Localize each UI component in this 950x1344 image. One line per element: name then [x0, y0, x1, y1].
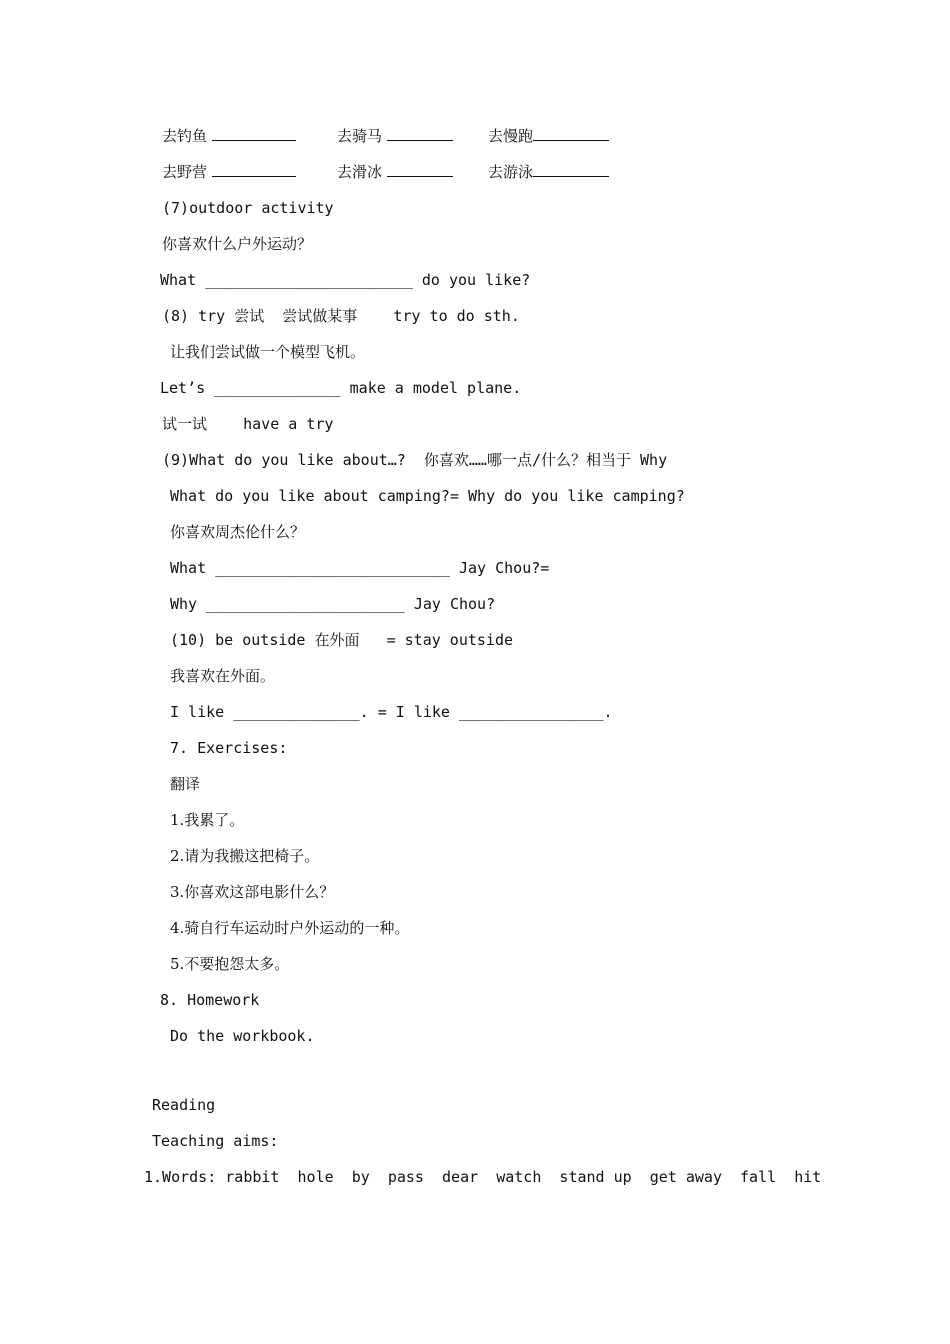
- section-8-chinese: 让我们尝试做一个模型飞机。: [170, 343, 366, 361]
- vocab-camping: 去野营: [162, 162, 296, 182]
- homework-text: Do the workbook.: [170, 1027, 315, 1045]
- section-7-chinese: 你喜欢什么户外运动？: [162, 235, 313, 253]
- exercise-item: 4.骑自行车运动时户外运动的一种。: [170, 919, 410, 937]
- section-8-have-a-try: 试一试 have a try: [162, 415, 334, 433]
- section-9-example: What do you like about camping?= Why do you like camping?: [170, 487, 685, 505]
- teaching-aims-heading: Teaching aims:: [152, 1132, 279, 1150]
- vocab-jogging: 去慢跑: [488, 126, 609, 146]
- exercise-item: 1.我累了。: [170, 811, 245, 829]
- section-8-heading: (8) try 尝试 尝试做某事 try to do sth.: [162, 307, 520, 325]
- exercise-item: 2.请为我搬这把椅子。: [170, 847, 320, 865]
- section-9-what-line: What __________________________ Jay Chou?=: [170, 559, 550, 577]
- exercise-item: 3.你喜欢这部电影什么？: [170, 883, 335, 901]
- words-line: 1.Words: rabbit hole by pass dear watch stand up get away fall hit: [144, 1168, 822, 1186]
- section-10-chinese: 我喜欢在外面。: [170, 667, 276, 685]
- vocab-skating: 去滑冰: [337, 162, 453, 182]
- section-10-heading: (10) be outside 在外面 = stay outside: [170, 631, 514, 649]
- exercises-translate-label: 翻译: [170, 775, 201, 793]
- reading-heading: Reading: [152, 1096, 216, 1114]
- homework-heading: 8. Homework: [160, 991, 260, 1009]
- section-9-chinese: 你喜欢周杰伦什么？: [170, 523, 306, 541]
- section-9-why-line: Why ______________________ Jay Chou?: [170, 595, 496, 613]
- section-9-heading: (9)What do you like about…? 你喜欢……哪一点/什么？相当于 Why: [162, 451, 668, 469]
- vocab-swimming: 去游泳: [488, 162, 609, 182]
- section-7-english: What _______________________ do you like?: [160, 271, 531, 289]
- section-8-english: Let’s ______________ make a model plane.: [160, 379, 522, 397]
- section-10-english: I like ______________. = I like ________________.: [170, 703, 613, 721]
- vocab-ride-horse: 去骑马: [337, 126, 453, 146]
- exercise-item: 5.不要抱怨太多。: [170, 955, 290, 973]
- exercises-heading: 7. Exercises:: [170, 739, 288, 757]
- section-7-heading: (7)outdoor activity: [162, 199, 334, 217]
- vocab-go-fishing: 去钓鱼: [162, 126, 296, 146]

# # # # # # #

* _REQUIRED WORK_: Copy the lines of the listing word for word, starting at the line containing "- section-8-chinese: 让我们尝试做一个模型飞机。: [170, 343, 366, 361]" and ending at the line containing "- section-9-chinese: 你喜欢周杰伦什么？: [170, 523, 306, 541]".

* _PROBLEM SOLUTION_:
- section-8-chinese: 让我们尝试做一个模型飞机。: [170, 343, 366, 361]
- vocab-camping: 去野营: [162, 162, 296, 182]
- homework-text: Do the workbook.: [170, 1027, 315, 1045]
- section-7-chinese: 你喜欢什么户外运动？: [162, 235, 313, 253]
- exercise-item: 4.骑自行车运动时户外运动的一种。: [170, 919, 410, 937]
- section-8-have-a-try: 试一试 have a try: [162, 415, 334, 433]
- section-9-example: What do you like about camping?= Why do you like camping?: [170, 487, 685, 505]
- teaching-aims-heading: Teaching aims:: [152, 1132, 279, 1150]
- vocab-jogging: 去慢跑: [488, 126, 609, 146]
- exercise-item: 1.我累了。: [170, 811, 245, 829]
- section-8-heading: (8) try 尝试 尝试做某事 try to do sth.: [162, 307, 520, 325]
- exercise-item: 2.请为我搬这把椅子。: [170, 847, 320, 865]
- section-9-what-line: What __________________________ Jay Chou?=: [170, 559, 550, 577]
- exercise-item: 3.你喜欢这部电影什么？: [170, 883, 335, 901]
- words-line: 1.Words: rabbit hole by pass dear watch stand up get away fall hit: [144, 1168, 822, 1186]
- section-10-chinese: 我喜欢在外面。: [170, 667, 276, 685]
- vocab-skating: 去滑冰: [337, 162, 453, 182]
- section-10-heading: (10) be outside 在外面 = stay outside: [170, 631, 514, 649]
- exercises-translate-label: 翻译: [170, 775, 201, 793]
- reading-heading: Reading: [152, 1096, 216, 1114]
- homework-heading: 8. Homework: [160, 991, 260, 1009]
- section-9-chinese: 你喜欢周杰伦什么？: [170, 523, 306, 541]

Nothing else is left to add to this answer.